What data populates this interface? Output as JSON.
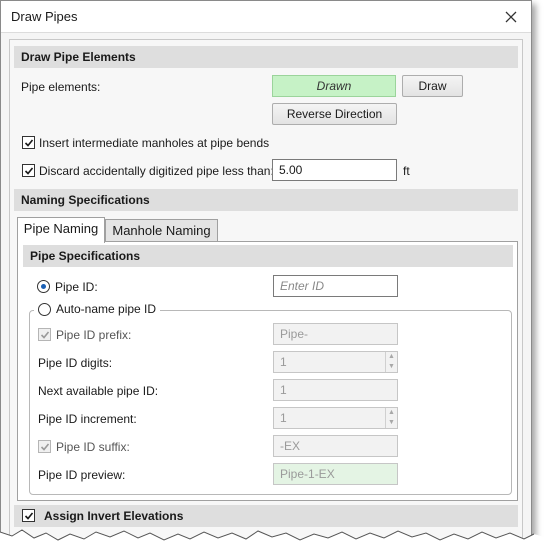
{
  "window": {
    "title": "Draw Pipes"
  },
  "draw_section": {
    "header": "Draw Pipe Elements",
    "pipe_elements_label": "Pipe elements:",
    "status": "Drawn",
    "draw_button": "Draw",
    "reverse_button": "Reverse Direction",
    "insert_manholes_label": "Insert intermediate manholes at pipe bends",
    "insert_manholes_checked": true,
    "discard_label": "Discard accidentally digitized pipe less than:",
    "discard_checked": true,
    "discard_value": "5.00",
    "discard_unit": "ft"
  },
  "naming_section": {
    "header": "Naming Specifications",
    "tabs": [
      {
        "label": "Pipe Naming",
        "active": true
      },
      {
        "label": "Manhole Naming",
        "active": false
      }
    ]
  },
  "pipe_specs": {
    "header": "Pipe Specifications",
    "pipe_id_radio_label": "Pipe ID:",
    "pipe_id_selected": true,
    "pipe_id_placeholder": "Enter ID",
    "auto_name_label": "Auto-name pipe ID",
    "auto_name_selected": false,
    "prefix_label": "Pipe ID prefix:",
    "prefix_checked": true,
    "prefix_value": "Pipe-",
    "digits_label": "Pipe ID digits:",
    "digits_value": "1",
    "next_label": "Next available pipe ID:",
    "next_value": "1",
    "increment_label": "Pipe ID increment:",
    "increment_value": "1",
    "suffix_label": "Pipe ID suffix:",
    "suffix_checked": true,
    "suffix_value": "-EX",
    "preview_label": "Pipe ID preview:",
    "preview_value": "Pipe-1-EX"
  },
  "invert_section": {
    "label": "Assign Invert Elevations",
    "checked": true
  },
  "colors": {
    "status_green": "#c6f2c6",
    "preview_green": "#e4f4e4",
    "radio_accent": "#1a5fb4"
  }
}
━━━
TO BE DONE: Print all entries exactly. The images do not belong in the copy.

TASK RESULT:
What data populates this interface? Output as JSON.
{
  "window": {
    "title": "Draw Pipes"
  },
  "draw_section": {
    "header": "Draw Pipe Elements",
    "pipe_elements_label": "Pipe elements:",
    "status": "Drawn",
    "draw_button": "Draw",
    "reverse_button": "Reverse Direction",
    "insert_manholes_label": "Insert intermediate manholes at pipe bends",
    "insert_manholes_checked": true,
    "discard_label": "Discard accidentally digitized pipe less than:",
    "discard_checked": true,
    "discard_value": "5.00",
    "discard_unit": "ft"
  },
  "naming_section": {
    "header": "Naming Specifications",
    "tabs": [
      {
        "label": "Pipe Naming",
        "active": true
      },
      {
        "label": "Manhole Naming",
        "active": false
      }
    ]
  },
  "pipe_specs": {
    "header": "Pipe Specifications",
    "pipe_id_radio_label": "Pipe ID:",
    "pipe_id_selected": true,
    "pipe_id_placeholder": "Enter ID",
    "auto_name_label": "Auto-name pipe ID",
    "auto_name_selected": false,
    "prefix_label": "Pipe ID prefix:",
    "prefix_checked": true,
    "prefix_value": "Pipe-",
    "digits_label": "Pipe ID digits:",
    "digits_value": "1",
    "next_label": "Next available pipe ID:",
    "next_value": "1",
    "increment_label": "Pipe ID increment:",
    "increment_value": "1",
    "suffix_label": "Pipe ID suffix:",
    "suffix_checked": true,
    "suffix_value": "-EX",
    "preview_label": "Pipe ID preview:",
    "preview_value": "Pipe-1-EX"
  },
  "invert_section": {
    "label": "Assign Invert Elevations",
    "checked": true
  },
  "colors": {
    "status_green": "#c6f2c6",
    "preview_green": "#e4f4e4",
    "radio_accent": "#1a5fb4"
  }
}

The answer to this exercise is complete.